▶ [The problem]: Report how many lines include the word "name", and nothing besides that number.

▶ [Input for this task]:

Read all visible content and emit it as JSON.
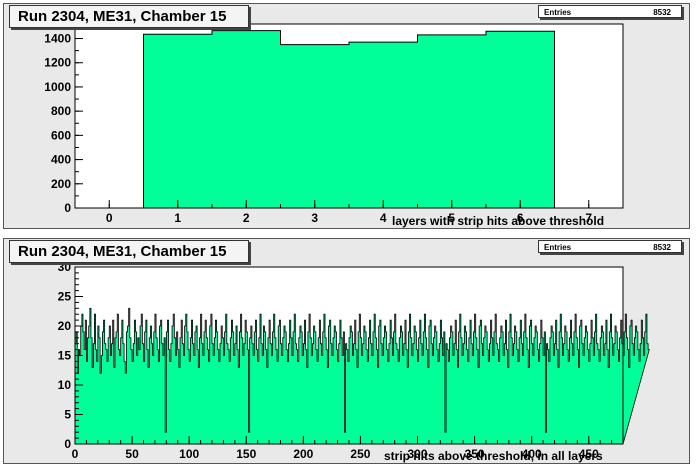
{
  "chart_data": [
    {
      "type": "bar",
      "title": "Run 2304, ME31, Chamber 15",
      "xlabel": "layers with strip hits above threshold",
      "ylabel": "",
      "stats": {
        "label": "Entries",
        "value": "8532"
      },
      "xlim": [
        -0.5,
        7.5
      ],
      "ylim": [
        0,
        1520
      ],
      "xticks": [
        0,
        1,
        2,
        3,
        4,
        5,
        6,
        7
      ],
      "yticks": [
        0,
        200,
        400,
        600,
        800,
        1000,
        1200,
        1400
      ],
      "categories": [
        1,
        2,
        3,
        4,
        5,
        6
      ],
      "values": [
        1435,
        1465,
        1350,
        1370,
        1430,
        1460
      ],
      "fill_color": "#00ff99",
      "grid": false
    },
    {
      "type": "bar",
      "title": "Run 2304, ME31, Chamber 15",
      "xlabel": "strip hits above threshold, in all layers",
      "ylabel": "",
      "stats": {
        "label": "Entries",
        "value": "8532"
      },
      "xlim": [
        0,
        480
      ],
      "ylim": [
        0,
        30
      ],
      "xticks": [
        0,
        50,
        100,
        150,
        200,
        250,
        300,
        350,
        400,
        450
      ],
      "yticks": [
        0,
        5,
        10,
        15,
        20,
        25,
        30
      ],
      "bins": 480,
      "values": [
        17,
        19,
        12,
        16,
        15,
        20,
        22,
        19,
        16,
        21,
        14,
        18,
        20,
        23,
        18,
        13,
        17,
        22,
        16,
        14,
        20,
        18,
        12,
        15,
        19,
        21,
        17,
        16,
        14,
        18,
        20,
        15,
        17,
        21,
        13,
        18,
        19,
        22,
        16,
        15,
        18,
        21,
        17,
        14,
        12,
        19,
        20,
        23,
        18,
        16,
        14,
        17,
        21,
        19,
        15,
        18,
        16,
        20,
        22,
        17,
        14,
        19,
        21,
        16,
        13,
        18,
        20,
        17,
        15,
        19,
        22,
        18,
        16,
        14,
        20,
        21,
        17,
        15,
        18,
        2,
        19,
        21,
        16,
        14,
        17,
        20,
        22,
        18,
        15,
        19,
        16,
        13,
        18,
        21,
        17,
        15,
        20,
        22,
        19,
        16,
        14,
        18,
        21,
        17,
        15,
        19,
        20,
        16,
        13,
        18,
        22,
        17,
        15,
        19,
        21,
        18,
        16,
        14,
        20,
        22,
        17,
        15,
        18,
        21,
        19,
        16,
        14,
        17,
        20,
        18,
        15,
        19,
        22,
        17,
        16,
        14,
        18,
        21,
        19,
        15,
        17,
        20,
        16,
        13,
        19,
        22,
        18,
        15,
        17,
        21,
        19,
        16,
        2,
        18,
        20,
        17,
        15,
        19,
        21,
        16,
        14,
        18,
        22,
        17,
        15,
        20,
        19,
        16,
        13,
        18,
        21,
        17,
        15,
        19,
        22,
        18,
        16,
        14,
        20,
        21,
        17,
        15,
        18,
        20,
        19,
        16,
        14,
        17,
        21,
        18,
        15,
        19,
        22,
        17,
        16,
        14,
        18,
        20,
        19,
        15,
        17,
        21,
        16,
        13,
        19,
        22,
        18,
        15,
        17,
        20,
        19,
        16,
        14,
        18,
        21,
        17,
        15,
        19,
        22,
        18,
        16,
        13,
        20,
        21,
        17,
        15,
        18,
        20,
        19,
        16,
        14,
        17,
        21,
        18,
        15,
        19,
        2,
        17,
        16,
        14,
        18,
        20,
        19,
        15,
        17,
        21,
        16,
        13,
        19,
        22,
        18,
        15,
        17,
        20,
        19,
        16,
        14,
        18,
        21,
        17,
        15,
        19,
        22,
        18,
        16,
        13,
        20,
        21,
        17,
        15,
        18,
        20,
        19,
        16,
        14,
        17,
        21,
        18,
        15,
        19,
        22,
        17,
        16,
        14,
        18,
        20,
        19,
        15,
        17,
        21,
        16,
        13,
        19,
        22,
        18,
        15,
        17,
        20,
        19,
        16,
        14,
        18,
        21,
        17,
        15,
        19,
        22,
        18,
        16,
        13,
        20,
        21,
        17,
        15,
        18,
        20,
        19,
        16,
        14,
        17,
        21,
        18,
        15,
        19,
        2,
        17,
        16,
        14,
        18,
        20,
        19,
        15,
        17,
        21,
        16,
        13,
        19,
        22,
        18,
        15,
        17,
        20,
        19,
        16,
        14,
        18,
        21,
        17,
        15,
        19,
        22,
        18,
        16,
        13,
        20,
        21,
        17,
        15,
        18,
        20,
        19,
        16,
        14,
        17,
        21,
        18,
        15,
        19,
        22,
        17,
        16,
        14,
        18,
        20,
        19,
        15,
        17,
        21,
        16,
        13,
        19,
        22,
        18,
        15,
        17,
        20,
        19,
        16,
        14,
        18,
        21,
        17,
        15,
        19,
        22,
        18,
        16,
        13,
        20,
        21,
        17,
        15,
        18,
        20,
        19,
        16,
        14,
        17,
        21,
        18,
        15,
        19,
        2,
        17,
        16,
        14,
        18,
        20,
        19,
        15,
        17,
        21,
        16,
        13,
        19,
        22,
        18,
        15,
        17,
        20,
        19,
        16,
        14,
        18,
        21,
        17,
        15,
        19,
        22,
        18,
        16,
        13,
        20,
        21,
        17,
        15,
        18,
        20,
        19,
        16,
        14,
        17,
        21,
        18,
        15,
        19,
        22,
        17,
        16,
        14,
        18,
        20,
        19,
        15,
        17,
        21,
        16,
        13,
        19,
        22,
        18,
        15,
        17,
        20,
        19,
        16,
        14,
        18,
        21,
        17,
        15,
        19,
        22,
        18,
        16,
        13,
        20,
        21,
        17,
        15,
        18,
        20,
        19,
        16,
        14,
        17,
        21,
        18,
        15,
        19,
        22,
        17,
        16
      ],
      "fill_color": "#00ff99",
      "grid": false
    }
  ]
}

* * *

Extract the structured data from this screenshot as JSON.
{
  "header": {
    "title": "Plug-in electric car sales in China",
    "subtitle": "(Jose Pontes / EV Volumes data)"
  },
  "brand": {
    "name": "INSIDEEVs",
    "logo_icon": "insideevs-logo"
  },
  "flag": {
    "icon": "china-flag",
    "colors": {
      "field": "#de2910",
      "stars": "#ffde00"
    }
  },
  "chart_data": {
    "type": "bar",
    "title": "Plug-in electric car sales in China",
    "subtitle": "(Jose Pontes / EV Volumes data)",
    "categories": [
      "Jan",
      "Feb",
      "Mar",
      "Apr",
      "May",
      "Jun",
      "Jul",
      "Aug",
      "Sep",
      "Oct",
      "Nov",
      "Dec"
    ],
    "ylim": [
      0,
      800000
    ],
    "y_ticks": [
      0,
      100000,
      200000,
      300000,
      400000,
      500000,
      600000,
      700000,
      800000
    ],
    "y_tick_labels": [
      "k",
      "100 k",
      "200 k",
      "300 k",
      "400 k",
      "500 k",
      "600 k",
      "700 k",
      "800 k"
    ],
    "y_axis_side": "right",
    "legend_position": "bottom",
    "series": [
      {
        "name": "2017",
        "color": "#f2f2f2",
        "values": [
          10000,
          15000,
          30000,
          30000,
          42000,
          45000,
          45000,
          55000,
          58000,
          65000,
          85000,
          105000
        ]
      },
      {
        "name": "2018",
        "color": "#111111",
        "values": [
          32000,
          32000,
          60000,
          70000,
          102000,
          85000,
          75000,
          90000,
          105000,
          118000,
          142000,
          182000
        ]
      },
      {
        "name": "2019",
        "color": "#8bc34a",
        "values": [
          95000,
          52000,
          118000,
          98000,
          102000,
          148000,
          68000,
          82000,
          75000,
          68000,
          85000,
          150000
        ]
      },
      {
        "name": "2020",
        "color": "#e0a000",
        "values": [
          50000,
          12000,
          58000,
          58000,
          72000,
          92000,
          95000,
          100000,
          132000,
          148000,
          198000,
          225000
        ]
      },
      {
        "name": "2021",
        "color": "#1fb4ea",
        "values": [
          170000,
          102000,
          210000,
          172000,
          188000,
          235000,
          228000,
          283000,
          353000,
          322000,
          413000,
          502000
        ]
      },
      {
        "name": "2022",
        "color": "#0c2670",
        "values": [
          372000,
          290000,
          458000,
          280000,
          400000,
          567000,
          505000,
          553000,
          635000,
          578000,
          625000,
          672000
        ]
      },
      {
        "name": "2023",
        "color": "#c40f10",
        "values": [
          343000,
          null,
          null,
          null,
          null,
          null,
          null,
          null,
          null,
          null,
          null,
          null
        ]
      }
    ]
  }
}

▶ [The response]: 8